◆ **Work required**
Every line below should be repeated exactly.

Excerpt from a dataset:
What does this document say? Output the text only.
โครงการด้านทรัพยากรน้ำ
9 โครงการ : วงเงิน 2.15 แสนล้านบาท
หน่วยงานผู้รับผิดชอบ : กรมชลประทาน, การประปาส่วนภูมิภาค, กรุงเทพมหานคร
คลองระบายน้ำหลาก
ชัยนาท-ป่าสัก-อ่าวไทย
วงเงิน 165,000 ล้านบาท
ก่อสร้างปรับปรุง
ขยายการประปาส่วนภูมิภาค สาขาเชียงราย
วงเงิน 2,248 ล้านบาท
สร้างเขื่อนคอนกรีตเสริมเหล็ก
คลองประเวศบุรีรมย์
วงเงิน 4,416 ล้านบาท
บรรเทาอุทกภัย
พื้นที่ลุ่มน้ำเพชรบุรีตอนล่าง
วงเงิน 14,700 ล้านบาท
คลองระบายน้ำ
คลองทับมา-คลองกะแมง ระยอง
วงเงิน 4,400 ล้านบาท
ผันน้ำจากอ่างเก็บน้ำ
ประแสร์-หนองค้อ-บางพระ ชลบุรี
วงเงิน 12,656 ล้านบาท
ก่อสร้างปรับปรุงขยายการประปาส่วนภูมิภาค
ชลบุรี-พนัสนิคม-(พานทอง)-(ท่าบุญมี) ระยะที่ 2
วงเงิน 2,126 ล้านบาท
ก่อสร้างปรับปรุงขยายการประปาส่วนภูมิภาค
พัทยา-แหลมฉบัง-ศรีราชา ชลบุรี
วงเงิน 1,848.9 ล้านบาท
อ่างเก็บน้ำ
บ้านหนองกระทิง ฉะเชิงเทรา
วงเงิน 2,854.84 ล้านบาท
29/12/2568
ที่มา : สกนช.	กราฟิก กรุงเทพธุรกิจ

◆ **Written answer**
What does this document say? Output the text only.
โครงการด้านทรัพยากรน้ำ
9 โครงการ : วงเงิน 2.15 แสนล้านบาท
หน่วยงานผู้รับผิดชอบ : กรมชลประทาน, การประปาส่วนภูมิภาค, กรุงเทพมหานคร
คลองระบายน้ำหลาก
ชัยนาท-ป่าสัก-อ่าวไทย
วงเงิน 165,000 ล้านบาท
ก่อสร้างปรับปรุง
ขยายการประปาส่วนภูมิภาค สาขาเชียงราย
วงเงิน 2,248 ล้านบาท
สร้างเขื่อนคอนกรีตเสริมเหล็ก
คลองประเวศบุรีรมย์
วงเงิน 4,416 ล้านบาท
บรรเทาอุทกภัย
พื้นที่ลุ่มน้ำเพชรบุรีตอนล่าง
วงเงิน 14,700 ล้านบาท
คลองระบายน้ำ
คลองทับมา-คลองกะแมง ระยอง
วงเงิน 4,400 ล้านบาท
ผันน้ำจากอ่างเก็บน้ำ
ประแสร์-หนองค้อ-บางพระ ชลบุรี
วงเงิน 12,656 ล้านบาท
ก่อสร้างปรับปรุงขยายการประปาส่วนภูมิภาค
ชลบุรี-พนัสนิคม-(พานทอง)-(ท่าบุญมี) ระยะที่ 2
วงเงิน 2,126 ล้านบาท
ก่อสร้างปรับปรุงขยายการประปาส่วนภูมิภาค
พัทยา-แหลมฉบัง-ศรีราชา ชลบุรี
วงเงิน 1,848.9 ล้านบาท
อ่างเก็บน้ำ
บ้านหนองกระทิง ฉะเชิงเทรา
วงเงิน 2,854.84 ล้านบาท
29/12/2568
ที่มา : สกนช.	กราฟิก กรุงเทพธุรกิจ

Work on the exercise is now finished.